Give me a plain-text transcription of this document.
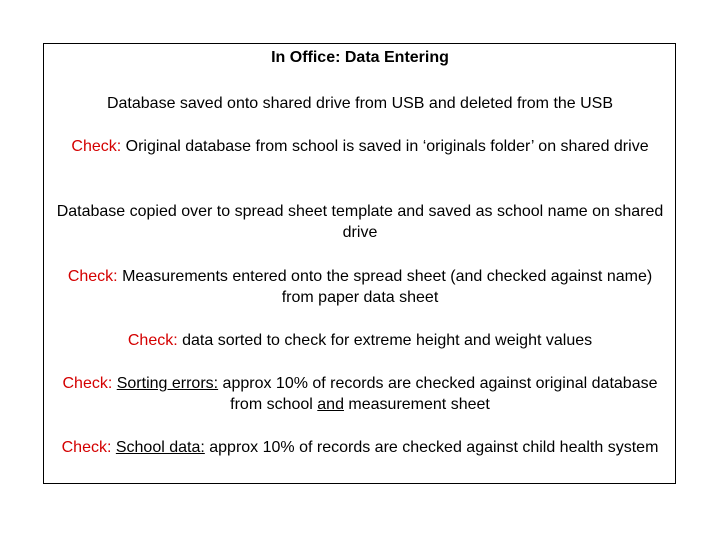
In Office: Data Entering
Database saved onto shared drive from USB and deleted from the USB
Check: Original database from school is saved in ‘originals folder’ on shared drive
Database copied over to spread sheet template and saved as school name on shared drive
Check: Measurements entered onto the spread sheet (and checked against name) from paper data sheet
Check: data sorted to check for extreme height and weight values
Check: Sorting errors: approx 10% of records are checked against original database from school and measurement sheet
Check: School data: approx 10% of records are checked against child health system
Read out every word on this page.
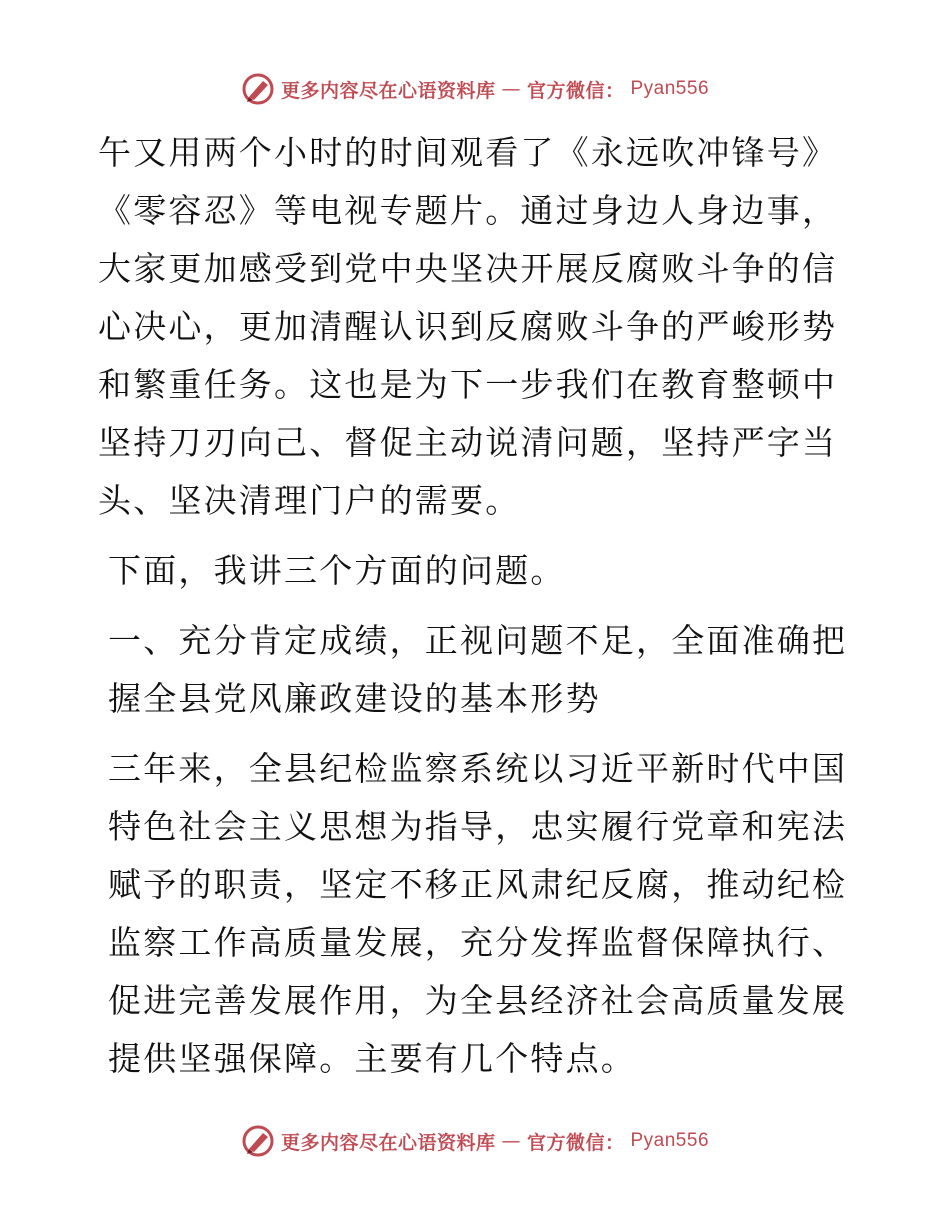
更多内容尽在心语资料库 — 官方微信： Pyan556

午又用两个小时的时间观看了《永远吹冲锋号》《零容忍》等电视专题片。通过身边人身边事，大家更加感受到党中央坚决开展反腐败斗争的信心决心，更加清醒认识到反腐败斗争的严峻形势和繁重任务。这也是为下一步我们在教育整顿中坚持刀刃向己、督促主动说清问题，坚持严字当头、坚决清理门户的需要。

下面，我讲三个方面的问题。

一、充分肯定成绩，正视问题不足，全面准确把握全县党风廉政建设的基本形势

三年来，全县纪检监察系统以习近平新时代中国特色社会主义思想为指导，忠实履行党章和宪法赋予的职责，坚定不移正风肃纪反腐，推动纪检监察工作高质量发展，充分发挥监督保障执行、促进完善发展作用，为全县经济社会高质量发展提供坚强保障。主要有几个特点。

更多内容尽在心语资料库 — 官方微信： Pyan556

────────────────────

Copy all the lines above that hold the string "sheet".

- TASK ANSWER -
Database copied over to spread sheet template and saved as school name on shared drive
Check: Measurements entered onto the spread sheet (and checked against name) from paper data sheet
Check: Sorting errors: approx 10% of records are checked against original database from school and measurement sheet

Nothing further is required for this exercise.